(Extracted data begins)
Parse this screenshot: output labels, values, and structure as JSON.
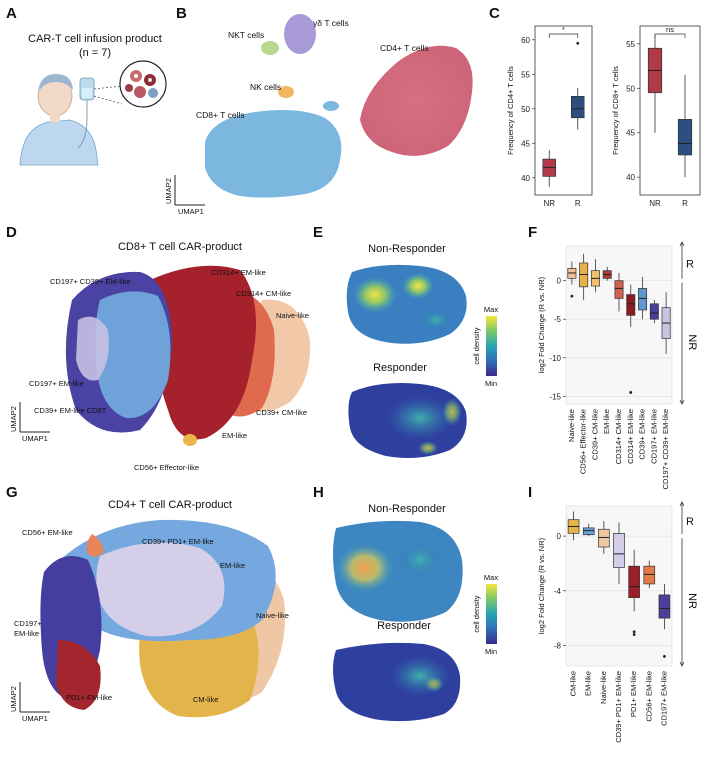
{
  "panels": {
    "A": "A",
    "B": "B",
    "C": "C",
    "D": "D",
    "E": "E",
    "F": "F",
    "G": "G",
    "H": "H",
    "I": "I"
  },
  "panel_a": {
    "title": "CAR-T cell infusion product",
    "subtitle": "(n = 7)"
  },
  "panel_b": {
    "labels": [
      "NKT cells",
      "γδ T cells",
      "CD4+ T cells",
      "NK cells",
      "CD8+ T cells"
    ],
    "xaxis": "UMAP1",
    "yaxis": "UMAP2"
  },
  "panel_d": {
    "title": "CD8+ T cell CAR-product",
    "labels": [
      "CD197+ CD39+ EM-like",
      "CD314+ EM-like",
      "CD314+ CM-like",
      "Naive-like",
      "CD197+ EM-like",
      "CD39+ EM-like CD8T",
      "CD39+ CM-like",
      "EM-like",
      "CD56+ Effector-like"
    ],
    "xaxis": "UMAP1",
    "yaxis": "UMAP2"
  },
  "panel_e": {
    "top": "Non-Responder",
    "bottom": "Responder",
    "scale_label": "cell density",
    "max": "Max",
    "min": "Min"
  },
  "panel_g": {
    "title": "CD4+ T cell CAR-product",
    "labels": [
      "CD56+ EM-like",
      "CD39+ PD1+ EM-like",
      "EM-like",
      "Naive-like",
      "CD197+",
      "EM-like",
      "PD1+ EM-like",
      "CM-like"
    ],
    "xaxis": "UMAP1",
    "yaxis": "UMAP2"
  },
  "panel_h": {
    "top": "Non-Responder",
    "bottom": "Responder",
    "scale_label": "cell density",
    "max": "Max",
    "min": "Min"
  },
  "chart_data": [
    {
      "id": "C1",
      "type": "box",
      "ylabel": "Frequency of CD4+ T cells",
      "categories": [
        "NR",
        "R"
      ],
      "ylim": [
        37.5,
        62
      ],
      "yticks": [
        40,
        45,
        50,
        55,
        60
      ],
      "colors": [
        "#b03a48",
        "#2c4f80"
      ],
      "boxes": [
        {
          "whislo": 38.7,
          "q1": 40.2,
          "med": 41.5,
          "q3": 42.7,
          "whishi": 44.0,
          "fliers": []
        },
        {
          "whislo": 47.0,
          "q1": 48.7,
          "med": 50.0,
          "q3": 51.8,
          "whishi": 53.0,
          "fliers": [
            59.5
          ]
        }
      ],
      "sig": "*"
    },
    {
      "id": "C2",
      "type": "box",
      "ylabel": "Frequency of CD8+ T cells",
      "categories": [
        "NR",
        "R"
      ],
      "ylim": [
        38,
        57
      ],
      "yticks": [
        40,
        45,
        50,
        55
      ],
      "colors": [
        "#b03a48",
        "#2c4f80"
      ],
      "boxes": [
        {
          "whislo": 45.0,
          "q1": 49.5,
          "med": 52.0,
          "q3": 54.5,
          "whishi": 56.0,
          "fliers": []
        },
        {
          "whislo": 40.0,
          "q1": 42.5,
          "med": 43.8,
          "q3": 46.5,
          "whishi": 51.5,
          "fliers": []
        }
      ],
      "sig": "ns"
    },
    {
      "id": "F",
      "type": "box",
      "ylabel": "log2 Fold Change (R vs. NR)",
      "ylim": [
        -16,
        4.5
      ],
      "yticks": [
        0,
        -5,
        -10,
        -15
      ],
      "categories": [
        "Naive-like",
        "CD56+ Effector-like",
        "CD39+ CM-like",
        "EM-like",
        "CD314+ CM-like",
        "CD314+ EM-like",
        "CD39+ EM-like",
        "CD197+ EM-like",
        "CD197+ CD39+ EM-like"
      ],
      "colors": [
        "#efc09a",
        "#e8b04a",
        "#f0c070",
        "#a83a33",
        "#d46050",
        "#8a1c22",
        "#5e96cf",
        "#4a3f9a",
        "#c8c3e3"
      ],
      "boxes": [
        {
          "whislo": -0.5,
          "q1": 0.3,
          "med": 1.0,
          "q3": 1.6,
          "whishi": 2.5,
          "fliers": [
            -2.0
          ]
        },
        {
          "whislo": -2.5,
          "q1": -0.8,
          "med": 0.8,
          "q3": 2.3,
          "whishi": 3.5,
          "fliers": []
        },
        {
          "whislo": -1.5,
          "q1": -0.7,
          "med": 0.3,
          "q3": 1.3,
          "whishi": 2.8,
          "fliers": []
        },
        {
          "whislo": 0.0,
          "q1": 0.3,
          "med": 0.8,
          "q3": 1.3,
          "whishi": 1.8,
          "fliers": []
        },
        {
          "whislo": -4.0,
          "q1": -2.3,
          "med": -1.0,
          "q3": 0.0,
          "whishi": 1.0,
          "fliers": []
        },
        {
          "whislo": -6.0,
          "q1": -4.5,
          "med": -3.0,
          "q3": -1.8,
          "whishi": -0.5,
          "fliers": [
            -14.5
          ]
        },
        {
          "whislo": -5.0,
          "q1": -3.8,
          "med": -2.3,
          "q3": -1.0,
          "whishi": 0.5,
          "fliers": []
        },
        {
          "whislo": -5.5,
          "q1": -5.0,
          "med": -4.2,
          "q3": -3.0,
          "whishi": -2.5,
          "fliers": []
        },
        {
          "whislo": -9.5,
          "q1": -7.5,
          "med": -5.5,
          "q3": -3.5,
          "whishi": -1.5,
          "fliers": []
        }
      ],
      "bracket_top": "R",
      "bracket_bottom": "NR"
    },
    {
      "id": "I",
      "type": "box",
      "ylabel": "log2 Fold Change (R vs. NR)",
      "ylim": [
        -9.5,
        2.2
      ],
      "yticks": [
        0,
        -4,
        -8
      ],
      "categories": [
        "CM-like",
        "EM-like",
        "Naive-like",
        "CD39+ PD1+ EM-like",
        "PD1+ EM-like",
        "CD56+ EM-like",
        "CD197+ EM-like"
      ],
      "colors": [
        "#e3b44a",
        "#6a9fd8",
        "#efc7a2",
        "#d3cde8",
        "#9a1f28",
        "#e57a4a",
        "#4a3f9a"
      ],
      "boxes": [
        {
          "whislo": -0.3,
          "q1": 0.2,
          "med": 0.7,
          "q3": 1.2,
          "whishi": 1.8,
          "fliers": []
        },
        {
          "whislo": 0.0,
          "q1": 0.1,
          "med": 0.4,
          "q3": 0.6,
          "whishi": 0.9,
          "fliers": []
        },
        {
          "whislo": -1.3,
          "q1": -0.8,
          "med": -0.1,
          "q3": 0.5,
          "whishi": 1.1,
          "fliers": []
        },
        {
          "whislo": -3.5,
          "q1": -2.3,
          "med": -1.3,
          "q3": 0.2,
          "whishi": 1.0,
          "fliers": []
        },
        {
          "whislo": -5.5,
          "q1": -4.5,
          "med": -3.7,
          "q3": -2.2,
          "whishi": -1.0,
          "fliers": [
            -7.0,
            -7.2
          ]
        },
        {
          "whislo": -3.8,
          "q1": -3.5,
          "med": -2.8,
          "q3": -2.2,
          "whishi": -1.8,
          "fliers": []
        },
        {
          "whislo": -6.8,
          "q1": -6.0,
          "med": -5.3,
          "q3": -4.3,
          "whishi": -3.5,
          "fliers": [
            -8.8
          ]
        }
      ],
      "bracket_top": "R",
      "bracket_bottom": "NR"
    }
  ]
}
(Extracted data ends)
#### The task:
Lines in the records above that carry the word "product" are to be located and copied.

#### Written response:
    "title": "CAR-T cell infusion product",
    "title": "CD8+ T cell CAR-product",
    "title": "CD4+ T cell CAR-product",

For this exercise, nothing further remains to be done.